╭─ Records to use

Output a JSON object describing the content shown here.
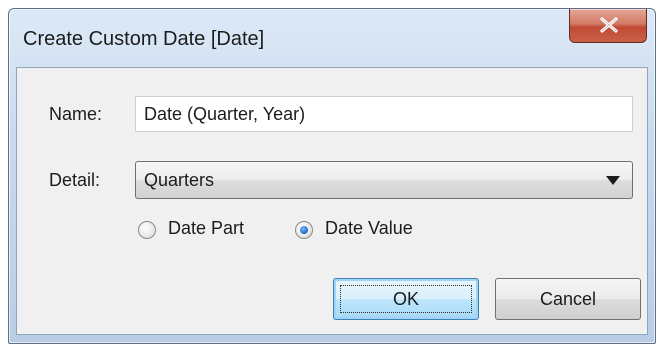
{
  "window": {
    "title": "Create Custom Date [Date]"
  },
  "form": {
    "name_label": "Name:",
    "name_value": "Date (Quarter, Year)",
    "detail_label": "Detail:",
    "detail_value": "Quarters"
  },
  "radios": [
    {
      "label": "Date Part",
      "checked": false
    },
    {
      "label": "Date Value",
      "checked": true
    }
  ],
  "buttons": {
    "ok": "OK",
    "cancel": "Cancel"
  },
  "icons": {
    "close": "close-icon",
    "dropdown": "chevron-down-icon"
  },
  "colors": {
    "close_button": "#c9604a",
    "title_bar": "#c9daee",
    "default_button": "#bee6fd"
  }
}
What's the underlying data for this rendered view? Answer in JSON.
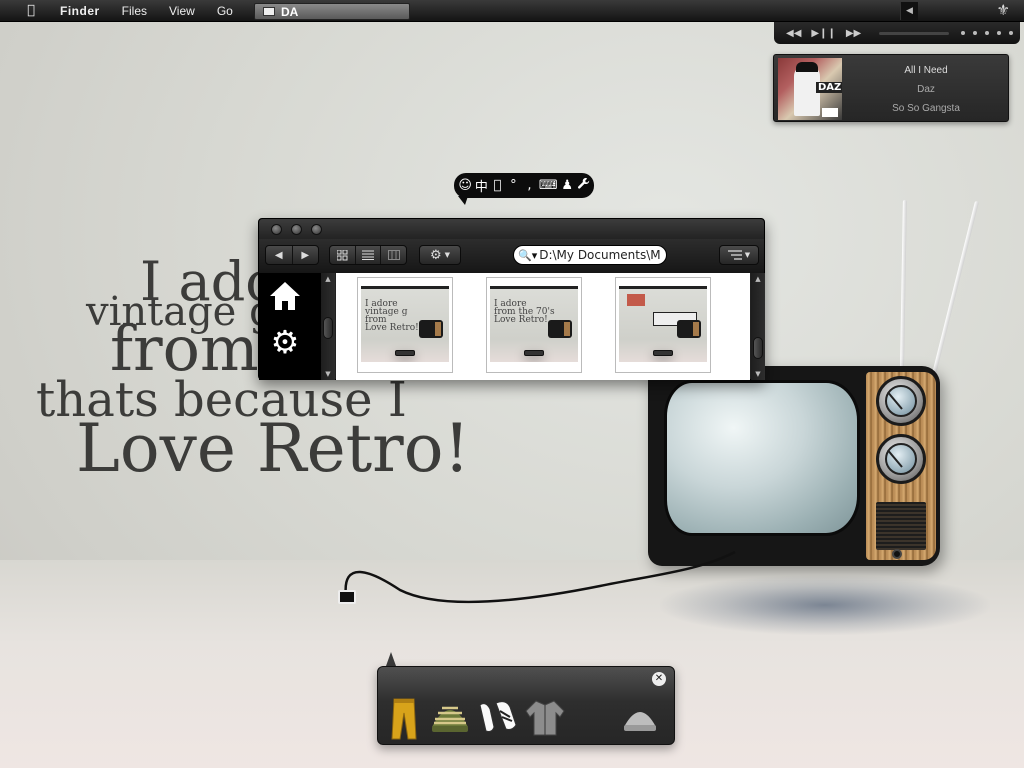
{
  "menubar": {
    "apple_icon": "apple-logo",
    "app_name": "Finder",
    "menus": [
      "Files",
      "View",
      "Go"
    ],
    "active_task": "DA",
    "tray_icon": "fleur-de-lis"
  },
  "media": {
    "controls": [
      "◀◀",
      "▶❙❙",
      "▶▶"
    ],
    "now_playing": {
      "song": "All I Need",
      "artist": "Daz",
      "album": "So So Gangsta",
      "album_logo_text": "DAZ"
    }
  },
  "wallpaper": {
    "lines": [
      "I adore",
      "vintage g",
      "from",
      "thats because I",
      "Love Retro!"
    ]
  },
  "bubble": {
    "icons": [
      "smiley-icon",
      "chinese-input-icon",
      "apple-icon",
      "degree-icon",
      "comma-icon",
      "keyboard-icon",
      "person-icon",
      "wrench-icon"
    ],
    "glyphs": [
      "☺",
      "中",
      "",
      "°",
      ",",
      "⌨",
      "♟",
      "🔧"
    ]
  },
  "finder": {
    "search_value": "D:\\My Documents\\M",
    "view_modes": [
      "icon-view",
      "list-view",
      "column-view"
    ],
    "sidebar": [
      "home-icon",
      "gear-icon"
    ],
    "items": [
      {
        "name": "screenshot-1"
      },
      {
        "name": "screenshot-2"
      },
      {
        "name": "screenshot-3"
      }
    ]
  },
  "dock": {
    "items": [
      "yellow-pants",
      "striped-beanie",
      "sneakers",
      "jacket",
      "grey-beanie"
    ]
  },
  "colors": {
    "menubar_bg": "#1a1a1a",
    "wallpaper_text": "#3c3c3a",
    "finder_bg": "#222222",
    "tv_wood": "#c99a60"
  }
}
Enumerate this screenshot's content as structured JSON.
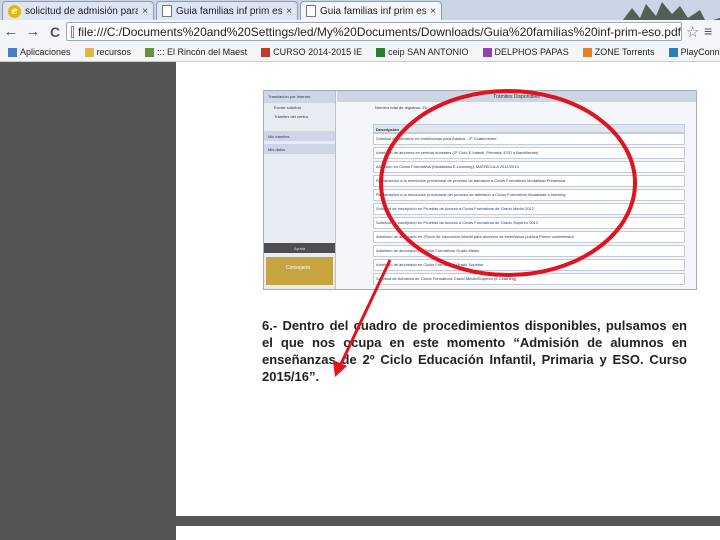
{
  "tabs": [
    {
      "title": "solicitud de admisión para En",
      "active": false,
      "favicon": "ie-icon"
    },
    {
      "title": "Guia familias inf prim eso.pdf",
      "active": false,
      "favicon": "document-icon"
    },
    {
      "title": "Guia familias inf prim eso.pdf",
      "active": true,
      "favicon": "document-icon"
    }
  ],
  "close_glyph": "×",
  "nav": {
    "back": "←",
    "forward": "→",
    "reload": "C"
  },
  "address": "file:///C:/Documents%20and%20Settings/led/My%20Documents/Downloads/Guia%20familias%20inf-prim-eso.pdf",
  "star_glyph": "☆",
  "menu_glyph": "≡",
  "bookmarks": [
    {
      "label": "Aplicaciones",
      "icon": "apps-icon",
      "color": "#4a7cc7"
    },
    {
      "label": "recursos",
      "icon": "folder-icon",
      "color": "#e0b84a"
    },
    {
      "label": "::: El Rincón del Maest",
      "icon": "page-icon",
      "color": "#6b8e3a"
    },
    {
      "label": "CURSO 2014-2015 IE",
      "icon": "page-icon",
      "color": "#c0392b"
    },
    {
      "label": "ceip SAN ANTONIO",
      "icon": "page-icon",
      "color": "#2e7d32"
    },
    {
      "label": "DELPHOS PAPAS",
      "icon": "page-icon",
      "color": "#8e44ad"
    },
    {
      "label": "ZONE Torrents",
      "icon": "page-icon",
      "color": "#e67e22"
    },
    {
      "label": "PlayConnection.sync",
      "icon": "page-icon",
      "color": "#2980b9"
    }
  ],
  "screenshot": {
    "left_panel": {
      "header": "Tramitación por Internet",
      "items": [
        "Enviar solicitud",
        "Trámites del centro"
      ],
      "sections": [
        "Mis trámites",
        "Mis datos"
      ],
      "dark_bar": "Ayuda",
      "gold_box": "Consejería"
    },
    "title": "Trámites Disponibles",
    "count_label": "Número total de registros: 15",
    "column_header": "Descripción",
    "rows": [
      "Solicitud de admisión en enseñanzas para Adultos - 2º Cuatrimestre",
      "Admisión de alumnos en centros docentes (2º Ciclo E.Infantil, Primaria, ESO y Bachillerato)",
      "Admisión en Ciclos Formativos (Modalidad E-Learning). MATRÍCULA 2012/2013",
      "Reclamación a la resolución provisional de proceso de admisión a Ciclos Formativos Modalidad Presencial",
      "Reclamación a la resolución provisional del proceso de admisión a Ciclos Formativos Modalidad e-learning",
      "Solicitud de inscripción en Pruebas de Acceso a Ciclos Formativos de Grado Medio 2012",
      "Solicitud de inscripción en Pruebas de Acceso a Ciclos Formativos de Grado Superior 2012",
      "Admisión de alumnado en 2ºciclo de educación infantil para alumnos de enseñanza pública Primer cuatrimestre",
      "Admisión de alumnado en Ciclos Formativos Grado Medio",
      "Admisión de alumnado en Ciclos Formativos Grado Superior",
      "Solicitud de Admisión de Ciclos Formativos Grado Medio/Superior (E-Learning)"
    ]
  },
  "paragraph": "6.- Dentro del cuadro de procedimientos disponibles, pulsamos en el que nos ocupa en este momento “Admisión de alumnos en enseñanzas de 2º Ciclo Educación Infantil, Primaria y ESO. Curso 2015/16”.",
  "colors": {
    "annotation": "#e0141e",
    "gold": "#c6a540",
    "link": "#22387a"
  }
}
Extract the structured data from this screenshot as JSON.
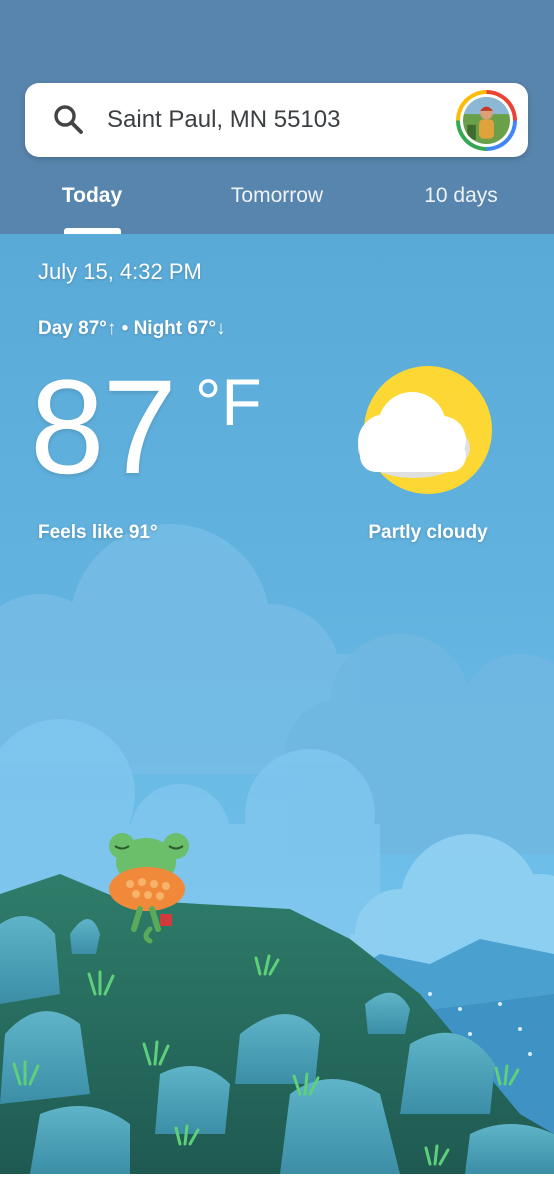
{
  "search": {
    "location": "Saint Paul, MN 55103",
    "icon": "search-icon",
    "avatar_icon": "account-avatar"
  },
  "tabs": [
    {
      "label": "Today",
      "selected": true
    },
    {
      "label": "Tomorrow",
      "selected": false
    },
    {
      "label": "10 days",
      "selected": false
    }
  ],
  "current": {
    "datetime": "July 15, 4:32 PM",
    "hilo": "Day 87°↑ • Night 67°↓",
    "temperature": "87",
    "unit": "°F",
    "feels_like": "Feels like 91°",
    "condition": "Partly cloudy",
    "condition_icon": "partly-cloudy-icon"
  },
  "colors": {
    "header": "#5885ad",
    "sky": "#5aaad8",
    "sun": "#fdd835"
  }
}
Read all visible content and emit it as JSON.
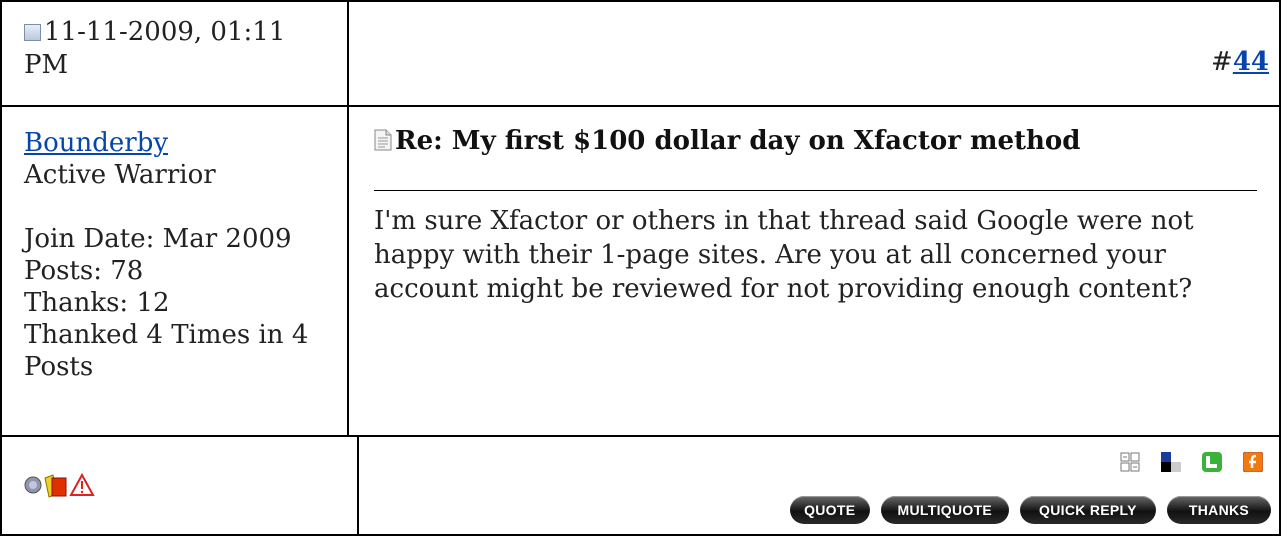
{
  "post": {
    "date": "11-11-2009, 01:11 PM",
    "number_prefix": "#",
    "number": "44",
    "title": "Re: My first $100 dollar day on Xfactor method",
    "message": "I'm sure Xfactor or others in that thread said Google were not happy with their 1-page sites. Are you at all concerned your account might be reviewed for not providing enough content?"
  },
  "user": {
    "name": "Bounderby",
    "rank": "Active Warrior",
    "join_date": "Join Date: Mar 2009",
    "posts": "Posts: 78",
    "thanks": "Thanks: 12",
    "thanked": "Thanked 4 Times in 4 Posts"
  },
  "icons": {
    "status": [
      "offline-status-icon",
      "reputation-icon",
      "report-post-icon"
    ],
    "share": [
      "social-share-icon",
      "delicious-icon",
      "technorati-icon",
      "furl-icon"
    ]
  },
  "buttons": {
    "quote": "QUOTE",
    "multiquote": "MULTIQUOTE",
    "quick_reply": "QUICK REPLY",
    "thanks": "THANKS"
  },
  "colors": {
    "link": "#0645ad",
    "border": "#000000",
    "button": "#111111"
  }
}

╰─

## What you should do
Pick out lines containing the word "enseñanzas", each one as written.

## Solution for this problem
      "Solicitud de admisión en enseñanzas para Adultos - 2º Cuatrimestre",
  "paragraph": "6.- Dentro del cuadro de procedimientos disponibles, pulsamos en el que nos ocupa en este momento “Admisión de alumnos en enseñanzas de 2º Ciclo Educación Infantil, Primaria y ESO. Curso 2015/16”.",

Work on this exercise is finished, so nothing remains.